AIM
Using the listing below, copy every line that mentions "something".
[start of SUPPLIED INFORMATION]
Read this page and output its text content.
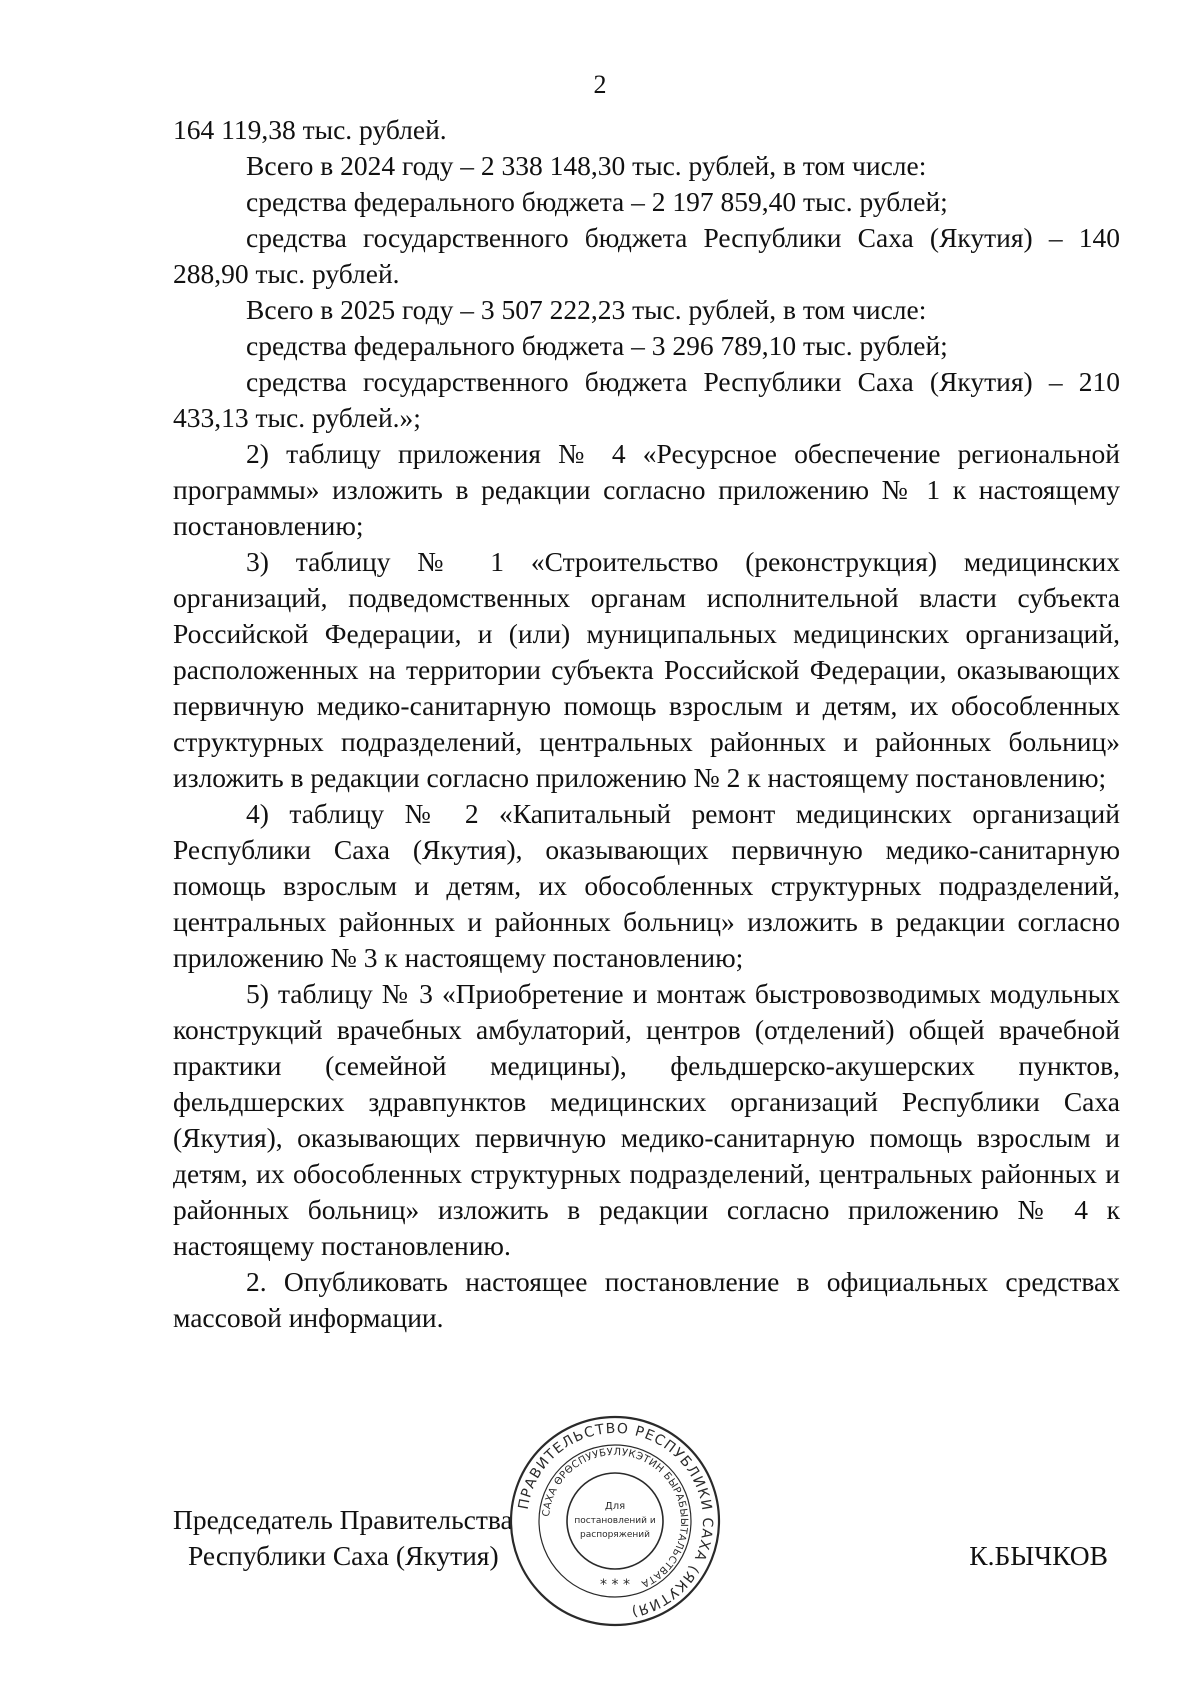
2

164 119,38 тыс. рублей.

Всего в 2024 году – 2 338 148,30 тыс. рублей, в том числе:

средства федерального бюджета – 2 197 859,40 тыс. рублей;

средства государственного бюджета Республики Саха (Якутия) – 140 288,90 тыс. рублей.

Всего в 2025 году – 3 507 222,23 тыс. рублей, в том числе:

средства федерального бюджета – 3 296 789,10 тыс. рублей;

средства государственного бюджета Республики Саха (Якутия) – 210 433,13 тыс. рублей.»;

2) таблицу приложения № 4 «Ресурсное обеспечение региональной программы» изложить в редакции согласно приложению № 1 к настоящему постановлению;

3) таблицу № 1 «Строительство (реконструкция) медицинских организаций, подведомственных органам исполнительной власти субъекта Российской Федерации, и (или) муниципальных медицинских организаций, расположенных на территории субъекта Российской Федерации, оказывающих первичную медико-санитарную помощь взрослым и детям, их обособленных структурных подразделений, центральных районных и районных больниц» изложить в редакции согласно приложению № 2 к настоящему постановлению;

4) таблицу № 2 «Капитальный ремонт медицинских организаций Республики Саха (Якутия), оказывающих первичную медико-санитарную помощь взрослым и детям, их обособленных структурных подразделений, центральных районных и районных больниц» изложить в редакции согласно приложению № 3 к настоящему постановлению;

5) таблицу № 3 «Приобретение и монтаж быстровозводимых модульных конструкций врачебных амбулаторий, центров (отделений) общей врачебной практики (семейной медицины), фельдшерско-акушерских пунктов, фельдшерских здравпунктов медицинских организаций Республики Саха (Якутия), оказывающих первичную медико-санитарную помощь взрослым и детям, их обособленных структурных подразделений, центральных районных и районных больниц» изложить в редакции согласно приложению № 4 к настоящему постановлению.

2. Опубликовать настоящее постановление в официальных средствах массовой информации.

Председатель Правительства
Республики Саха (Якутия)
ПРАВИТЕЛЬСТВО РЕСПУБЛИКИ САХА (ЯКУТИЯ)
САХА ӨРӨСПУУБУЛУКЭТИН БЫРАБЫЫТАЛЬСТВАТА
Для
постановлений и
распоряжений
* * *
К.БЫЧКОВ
[end of SUPPLIED INFORMATION]
[start of SUPPLIED INFORMATION]
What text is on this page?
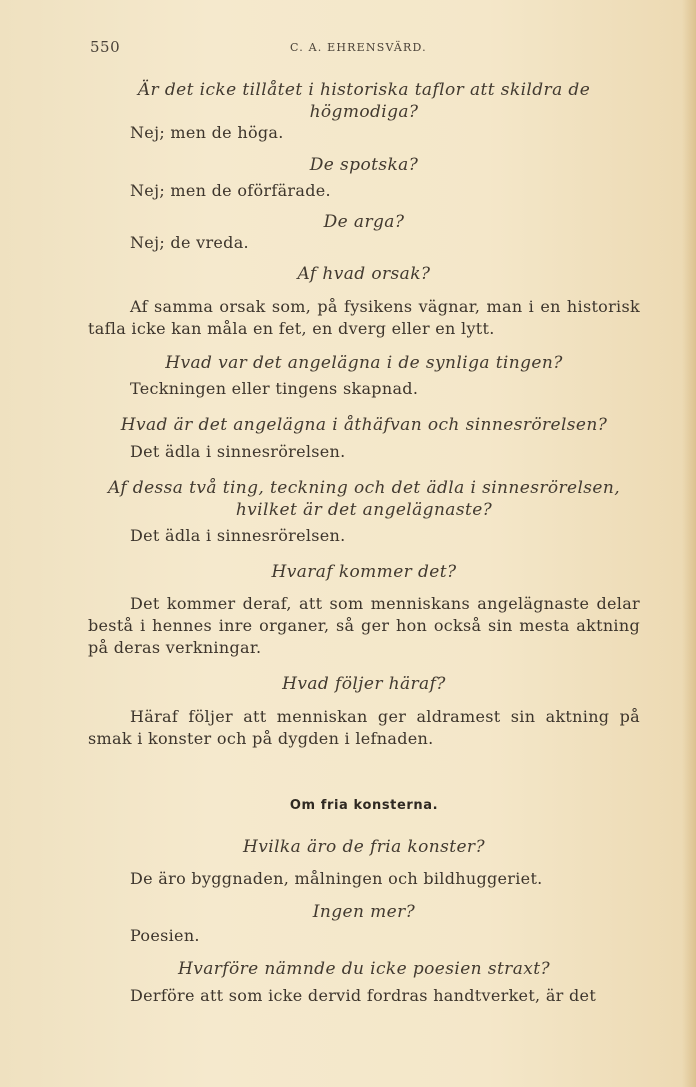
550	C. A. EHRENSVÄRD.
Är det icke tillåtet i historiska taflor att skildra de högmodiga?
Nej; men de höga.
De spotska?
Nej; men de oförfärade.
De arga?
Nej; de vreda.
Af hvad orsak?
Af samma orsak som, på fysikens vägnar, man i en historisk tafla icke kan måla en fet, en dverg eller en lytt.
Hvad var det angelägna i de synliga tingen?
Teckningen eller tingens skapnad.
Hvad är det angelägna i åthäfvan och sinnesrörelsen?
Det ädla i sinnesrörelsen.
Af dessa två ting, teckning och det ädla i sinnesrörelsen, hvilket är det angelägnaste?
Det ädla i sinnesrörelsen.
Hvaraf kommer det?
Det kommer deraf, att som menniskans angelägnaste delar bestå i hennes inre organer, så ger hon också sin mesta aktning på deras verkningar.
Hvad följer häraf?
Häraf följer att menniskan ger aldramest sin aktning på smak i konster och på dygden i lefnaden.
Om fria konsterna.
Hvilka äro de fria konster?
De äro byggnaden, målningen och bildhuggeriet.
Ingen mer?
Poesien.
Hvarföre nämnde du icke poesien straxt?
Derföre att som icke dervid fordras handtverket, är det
[end of SUPPLIED INFORMATION]
[start of SUPPLIED INFORMATION]
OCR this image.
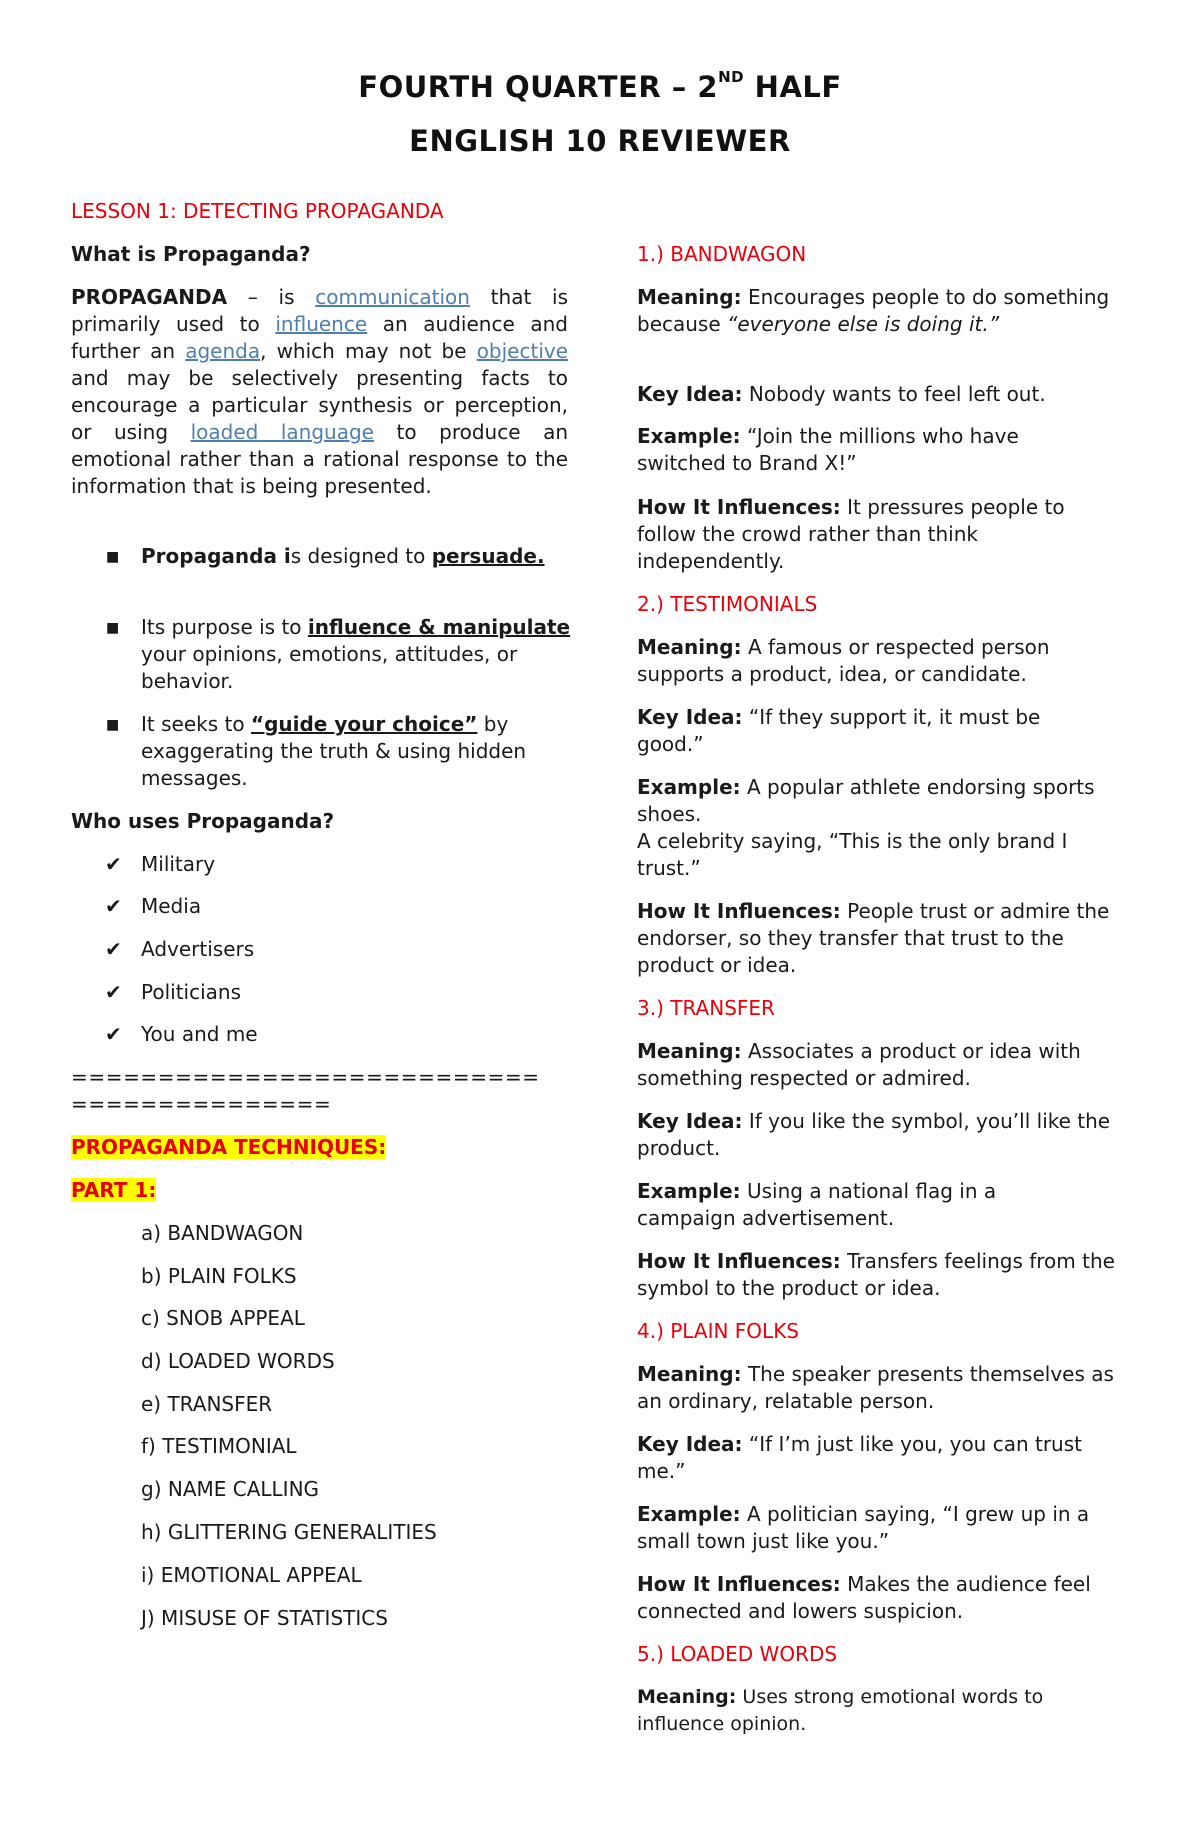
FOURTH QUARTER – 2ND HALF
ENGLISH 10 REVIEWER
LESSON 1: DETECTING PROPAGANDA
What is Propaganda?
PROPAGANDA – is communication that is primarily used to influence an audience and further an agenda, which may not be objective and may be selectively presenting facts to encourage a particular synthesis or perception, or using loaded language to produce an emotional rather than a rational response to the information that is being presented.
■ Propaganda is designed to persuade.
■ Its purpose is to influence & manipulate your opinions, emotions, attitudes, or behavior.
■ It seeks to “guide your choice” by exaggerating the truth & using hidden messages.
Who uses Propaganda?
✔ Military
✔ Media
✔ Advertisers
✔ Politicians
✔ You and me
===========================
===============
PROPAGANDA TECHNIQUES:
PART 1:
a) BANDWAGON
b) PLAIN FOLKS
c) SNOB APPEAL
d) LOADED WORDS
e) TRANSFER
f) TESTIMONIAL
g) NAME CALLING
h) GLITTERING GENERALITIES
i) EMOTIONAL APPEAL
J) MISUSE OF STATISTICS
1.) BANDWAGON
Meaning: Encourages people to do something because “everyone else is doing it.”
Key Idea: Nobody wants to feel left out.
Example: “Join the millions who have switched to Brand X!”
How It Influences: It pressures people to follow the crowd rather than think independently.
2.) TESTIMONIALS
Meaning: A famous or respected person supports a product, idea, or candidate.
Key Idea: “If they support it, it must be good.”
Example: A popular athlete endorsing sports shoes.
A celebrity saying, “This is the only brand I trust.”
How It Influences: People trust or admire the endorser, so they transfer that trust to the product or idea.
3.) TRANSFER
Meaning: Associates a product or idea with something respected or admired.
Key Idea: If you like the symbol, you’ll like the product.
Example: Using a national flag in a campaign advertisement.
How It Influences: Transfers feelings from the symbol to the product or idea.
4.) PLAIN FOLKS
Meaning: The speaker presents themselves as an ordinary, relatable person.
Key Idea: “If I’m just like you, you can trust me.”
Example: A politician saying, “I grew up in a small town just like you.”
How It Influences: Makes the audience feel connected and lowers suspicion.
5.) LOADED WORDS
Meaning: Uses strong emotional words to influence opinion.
[end of SUPPLIED INFORMATION]
RESULT
Meaning: Encourages people to do something because “everyone else is doing it.”
Meaning: Associates a product or idea with something respected or admired.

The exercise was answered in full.